• _Supplied material_:
#####

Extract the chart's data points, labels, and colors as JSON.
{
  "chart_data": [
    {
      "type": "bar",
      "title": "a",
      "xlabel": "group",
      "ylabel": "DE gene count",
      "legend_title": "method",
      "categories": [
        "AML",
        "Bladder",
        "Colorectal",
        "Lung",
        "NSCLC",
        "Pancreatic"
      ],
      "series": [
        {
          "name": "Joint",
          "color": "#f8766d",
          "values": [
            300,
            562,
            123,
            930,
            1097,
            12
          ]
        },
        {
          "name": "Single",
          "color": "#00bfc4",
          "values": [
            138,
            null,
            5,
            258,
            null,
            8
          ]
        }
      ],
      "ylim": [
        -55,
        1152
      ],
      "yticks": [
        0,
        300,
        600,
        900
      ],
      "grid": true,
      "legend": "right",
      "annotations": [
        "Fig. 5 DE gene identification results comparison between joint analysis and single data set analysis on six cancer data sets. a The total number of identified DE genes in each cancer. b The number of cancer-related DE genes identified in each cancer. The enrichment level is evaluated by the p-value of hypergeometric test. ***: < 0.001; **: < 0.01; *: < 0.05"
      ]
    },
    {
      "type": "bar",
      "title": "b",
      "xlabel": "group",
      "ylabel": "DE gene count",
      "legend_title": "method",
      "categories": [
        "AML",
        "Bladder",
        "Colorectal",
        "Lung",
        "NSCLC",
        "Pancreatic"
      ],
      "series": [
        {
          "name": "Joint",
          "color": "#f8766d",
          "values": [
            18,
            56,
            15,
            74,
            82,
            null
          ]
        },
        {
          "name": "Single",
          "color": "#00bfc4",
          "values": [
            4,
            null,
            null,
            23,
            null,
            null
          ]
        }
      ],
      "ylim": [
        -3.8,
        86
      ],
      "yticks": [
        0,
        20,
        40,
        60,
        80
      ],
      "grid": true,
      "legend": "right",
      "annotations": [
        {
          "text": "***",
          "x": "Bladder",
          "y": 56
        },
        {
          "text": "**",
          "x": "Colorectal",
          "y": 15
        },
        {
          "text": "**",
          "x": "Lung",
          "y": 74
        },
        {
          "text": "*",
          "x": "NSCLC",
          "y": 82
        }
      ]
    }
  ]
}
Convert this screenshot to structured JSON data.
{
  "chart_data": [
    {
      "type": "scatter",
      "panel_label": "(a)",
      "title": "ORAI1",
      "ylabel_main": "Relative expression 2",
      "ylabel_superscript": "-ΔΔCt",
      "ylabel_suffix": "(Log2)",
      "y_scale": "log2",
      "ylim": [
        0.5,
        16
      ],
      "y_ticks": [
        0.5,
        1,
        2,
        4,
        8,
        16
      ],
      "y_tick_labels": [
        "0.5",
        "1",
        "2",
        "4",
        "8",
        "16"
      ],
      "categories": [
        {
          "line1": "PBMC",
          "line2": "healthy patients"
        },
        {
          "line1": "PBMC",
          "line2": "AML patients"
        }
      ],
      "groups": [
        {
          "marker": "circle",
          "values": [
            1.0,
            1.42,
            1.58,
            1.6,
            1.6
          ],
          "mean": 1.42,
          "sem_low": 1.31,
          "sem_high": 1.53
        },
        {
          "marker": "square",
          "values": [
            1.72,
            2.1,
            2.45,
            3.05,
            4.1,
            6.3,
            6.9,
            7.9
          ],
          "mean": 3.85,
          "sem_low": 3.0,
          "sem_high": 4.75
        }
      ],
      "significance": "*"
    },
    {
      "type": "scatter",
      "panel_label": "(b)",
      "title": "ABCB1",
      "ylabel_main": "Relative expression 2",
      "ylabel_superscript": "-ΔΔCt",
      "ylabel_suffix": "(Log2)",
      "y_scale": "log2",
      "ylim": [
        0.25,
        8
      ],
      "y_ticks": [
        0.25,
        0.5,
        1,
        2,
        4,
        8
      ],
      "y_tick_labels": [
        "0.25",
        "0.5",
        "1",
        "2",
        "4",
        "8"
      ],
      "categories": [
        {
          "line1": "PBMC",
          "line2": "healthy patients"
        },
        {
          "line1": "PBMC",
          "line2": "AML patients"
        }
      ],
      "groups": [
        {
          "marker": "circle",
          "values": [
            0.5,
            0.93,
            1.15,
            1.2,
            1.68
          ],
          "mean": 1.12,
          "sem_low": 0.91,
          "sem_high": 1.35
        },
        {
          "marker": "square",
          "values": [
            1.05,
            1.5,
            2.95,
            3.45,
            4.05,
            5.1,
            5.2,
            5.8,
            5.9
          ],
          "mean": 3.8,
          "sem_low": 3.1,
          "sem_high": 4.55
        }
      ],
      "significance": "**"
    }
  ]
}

#####

• _Exercise objective_:
Give back each entry above precisely as it was written.

• _Answer for this exercise_:
Extract the chart's data points, labels, and colors as JSON.
{
  "chart_data": [
    {
      "type": "bar",
      "title": "a",
      "xlabel": "group",
      "ylabel": "DE gene count",
      "legend_title": "method",
      "categories": [
        "AML",
        "Bladder",
        "Colorectal",
        "Lung",
        "NSCLC",
        "Pancreatic"
      ],
      "series": [
        {
          "name": "Joint",
          "color": "#f8766d",
          "values": [
            300,
            562,
            123,
            930,
            1097,
            12
          ]
        },
        {
          "name": "Single",
          "color": "#00bfc4",
          "values": [
            138,
            null,
            5,
            258,
            null,
            8
          ]
        }
      ],
      "ylim": [
        -55,
        1152
      ],
      "yticks": [
        0,
        300,
        600,
        900
      ],
      "grid": true,
      "legend": "right",
      "annotations": [
        "Fig. 5 DE gene identification results comparison between joint analysis and single data set analysis on six cancer data sets. a The total number of identified DE genes in each cancer. b The number of cancer-related DE genes identified in each cancer. The enrichment level is evaluated by the p-value of hypergeometric test. ***: < 0.001; **: < 0.01; *: < 0.05"
      ]
    },
    {
      "type": "bar",
      "title": "b",
      "xlabel": "group",
      "ylabel": "DE gene count",
      "legend_title": "method",
      "categories": [
        "AML",
        "Bladder",
        "Colorectal",
        "Lung",
        "NSCLC",
        "Pancreatic"
      ],
      "series": [
        {
          "name": "Joint",
          "color": "#f8766d",
          "values": [
            18,
            56,
            15,
            74,
            82,
            null
          ]
        },
        {
          "name": "Single",
          "color": "#00bfc4",
          "values": [
            4,
            null,
            null,
            23,
            null,
            null
          ]
        }
      ],
      "ylim": [
        -3.8,
        86
      ],
      "yticks": [
        0,
        20,
        40,
        60,
        80
      ],
      "grid": true,
      "legend": "right",
      "annotations": [
        {
          "text": "***",
          "x": "Bladder",
          "y": 56
        },
        {
          "text": "**",
          "x": "Colorectal",
          "y": 15
        },
        {
          "text": "**",
          "x": "Lung",
          "y": 74
        },
        {
          "text": "*",
          "x": "NSCLC",
          "y": 82
        }
      ]
    }
  ]
}
Convert this screenshot to structured JSON data.
{
  "chart_data": [
    {
      "type": "scatter",
      "panel_label": "(a)",
      "title": "ORAI1",
      "ylabel_main": "Relative expression 2",
      "ylabel_superscript": "-ΔΔCt",
      "ylabel_suffix": "(Log2)",
      "y_scale": "log2",
      "ylim": [
        0.5,
        16
      ],
      "y_ticks": [
        0.5,
        1,
        2,
        4,
        8,
        16
      ],
      "y_tick_labels": [
        "0.5",
        "1",
        "2",
        "4",
        "8",
        "16"
      ],
      "categories": [
        {
          "line1": "PBMC",
          "line2": "healthy patients"
        },
        {
          "line1": "PBMC",
          "line2": "AML patients"
        }
      ],
      "groups": [
        {
          "marker": "circle",
          "values": [
            1.0,
            1.42,
            1.58,
            1.6,
            1.6
          ],
          "mean": 1.42,
          "sem_low": 1.31,
          "sem_high": 1.53
        },
        {
          "marker": "square",
          "values": [
            1.72,
            2.1,
            2.45,
            3.05,
            4.1,
            6.3,
            6.9,
            7.9
          ],
          "mean": 3.85,
          "sem_low": 3.0,
          "sem_high": 4.75
        }
      ],
      "significance": "*"
    },
    {
      "type": "scatter",
      "panel_label": "(b)",
      "title": "ABCB1",
      "ylabel_main": "Relative expression 2",
      "ylabel_superscript": "-ΔΔCt",
      "ylabel_suffix": "(Log2)",
      "y_scale": "log2",
      "ylim": [
        0.25,
        8
      ],
      "y_ticks": [
        0.25,
        0.5,
        1,
        2,
        4,
        8
      ],
      "y_tick_labels": [
        "0.25",
        "0.5",
        "1",
        "2",
        "4",
        "8"
      ],
      "categories": [
        {
          "line1": "PBMC",
          "line2": "healthy patients"
        },
        {
          "line1": "PBMC",
          "line2": "AML patients"
        }
      ],
      "groups": [
        {
          "marker": "circle",
          "values": [
            0.5,
            0.93,
            1.15,
            1.2,
            1.68
          ],
          "mean": 1.12,
          "sem_low": 0.91,
          "sem_high": 1.35
        },
        {
          "marker": "square",
          "values": [
            1.05,
            1.5,
            2.95,
            3.45,
            4.05,
            5.1,
            5.2,
            5.8,
            5.9
          ],
          "mean": 3.8,
          "sem_low": 3.1,
          "sem_high": 4.55
        }
      ],
      "significance": "**"
    }
  ]
}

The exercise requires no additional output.